**DO THIS**:
Type the records out again in full, exactly.

**INPUT DATA**:

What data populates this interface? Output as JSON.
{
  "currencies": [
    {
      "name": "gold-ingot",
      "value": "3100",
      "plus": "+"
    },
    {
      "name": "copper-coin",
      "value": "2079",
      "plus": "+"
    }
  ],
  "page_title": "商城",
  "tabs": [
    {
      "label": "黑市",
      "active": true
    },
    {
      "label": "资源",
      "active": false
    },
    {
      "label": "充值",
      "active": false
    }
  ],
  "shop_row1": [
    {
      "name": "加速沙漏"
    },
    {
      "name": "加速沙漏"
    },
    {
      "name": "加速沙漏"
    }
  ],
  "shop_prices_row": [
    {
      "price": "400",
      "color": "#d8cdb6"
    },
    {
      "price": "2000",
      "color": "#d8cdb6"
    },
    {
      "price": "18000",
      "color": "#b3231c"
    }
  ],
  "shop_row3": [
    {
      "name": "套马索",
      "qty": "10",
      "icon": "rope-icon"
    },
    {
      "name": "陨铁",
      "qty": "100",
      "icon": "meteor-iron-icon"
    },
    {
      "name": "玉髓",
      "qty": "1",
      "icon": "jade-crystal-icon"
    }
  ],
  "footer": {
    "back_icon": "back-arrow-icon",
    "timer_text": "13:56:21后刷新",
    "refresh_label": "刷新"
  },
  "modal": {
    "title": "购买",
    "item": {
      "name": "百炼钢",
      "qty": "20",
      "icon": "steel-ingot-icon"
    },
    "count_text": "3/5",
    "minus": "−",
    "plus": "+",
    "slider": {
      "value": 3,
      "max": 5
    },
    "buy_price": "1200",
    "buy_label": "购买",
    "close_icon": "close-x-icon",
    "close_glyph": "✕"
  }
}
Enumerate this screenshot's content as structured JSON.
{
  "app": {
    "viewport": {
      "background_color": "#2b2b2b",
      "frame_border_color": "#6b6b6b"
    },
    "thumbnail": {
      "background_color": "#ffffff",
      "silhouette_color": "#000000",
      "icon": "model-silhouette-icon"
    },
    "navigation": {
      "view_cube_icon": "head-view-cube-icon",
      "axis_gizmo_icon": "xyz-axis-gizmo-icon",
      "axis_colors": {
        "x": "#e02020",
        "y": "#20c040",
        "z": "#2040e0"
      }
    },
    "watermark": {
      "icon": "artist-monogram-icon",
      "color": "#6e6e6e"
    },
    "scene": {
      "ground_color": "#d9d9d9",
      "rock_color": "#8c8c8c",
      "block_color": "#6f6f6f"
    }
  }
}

**WORKED SOLUTION**:
What data populates this interface? Output as JSON.
{
  "currencies": [
    {
      "name": "gold-ingot",
      "value": "3100",
      "plus": "+"
    },
    {
      "name": "copper-coin",
      "value": "2079",
      "plus": "+"
    }
  ],
  "page_title": "商城",
  "tabs": [
    {
      "label": "黑市",
      "active": true
    },
    {
      "label": "资源",
      "active": false
    },
    {
      "label": "充值",
      "active": false
    }
  ],
  "shop_row1": [
    {
      "name": "加速沙漏"
    },
    {
      "name": "加速沙漏"
    },
    {
      "name": "加速沙漏"
    }
  ],
  "shop_prices_row": [
    {
      "price": "400",
      "color": "#d8cdb6"
    },
    {
      "price": "2000",
      "color": "#d8cdb6"
    },
    {
      "price": "18000",
      "color": "#b3231c"
    }
  ],
  "shop_row3": [
    {
      "name": "套马索",
      "qty": "10",
      "icon": "rope-icon"
    },
    {
      "name": "陨铁",
      "qty": "100",
      "icon": "meteor-iron-icon"
    },
    {
      "name": "玉髓",
      "qty": "1",
      "icon": "jade-crystal-icon"
    }
  ],
  "footer": {
    "back_icon": "back-arrow-icon",
    "timer_text": "13:56:21后刷新",
    "refresh_label": "刷新"
  },
  "modal": {
    "title": "购买",
    "item": {
      "name": "百炼钢",
      "qty": "20",
      "icon": "steel-ingot-icon"
    },
    "count_text": "3/5",
    "minus": "−",
    "plus": "+",
    "slider": {
      "value": 3,
      "max": 5
    },
    "buy_price": "1200",
    "buy_label": "购买",
    "close_icon": "close-x-icon",
    "close_glyph": "✕"
  }
}
Enumerate this screenshot's content as structured JSON.
{
  "app": {
    "viewport": {
      "background_color": "#2b2b2b",
      "frame_border_color": "#6b6b6b"
    },
    "thumbnail": {
      "background_color": "#ffffff",
      "silhouette_color": "#000000",
      "icon": "model-silhouette-icon"
    },
    "navigation": {
      "view_cube_icon": "head-view-cube-icon",
      "axis_gizmo_icon": "xyz-axis-gizmo-icon",
      "axis_colors": {
        "x": "#e02020",
        "y": "#20c040",
        "z": "#2040e0"
      }
    },
    "watermark": {
      "icon": "artist-monogram-icon",
      "color": "#6e6e6e"
    },
    "scene": {
      "ground_color": "#d9d9d9",
      "rock_color": "#8c8c8c",
      "block_color": "#6f6f6f"
    }
  }
}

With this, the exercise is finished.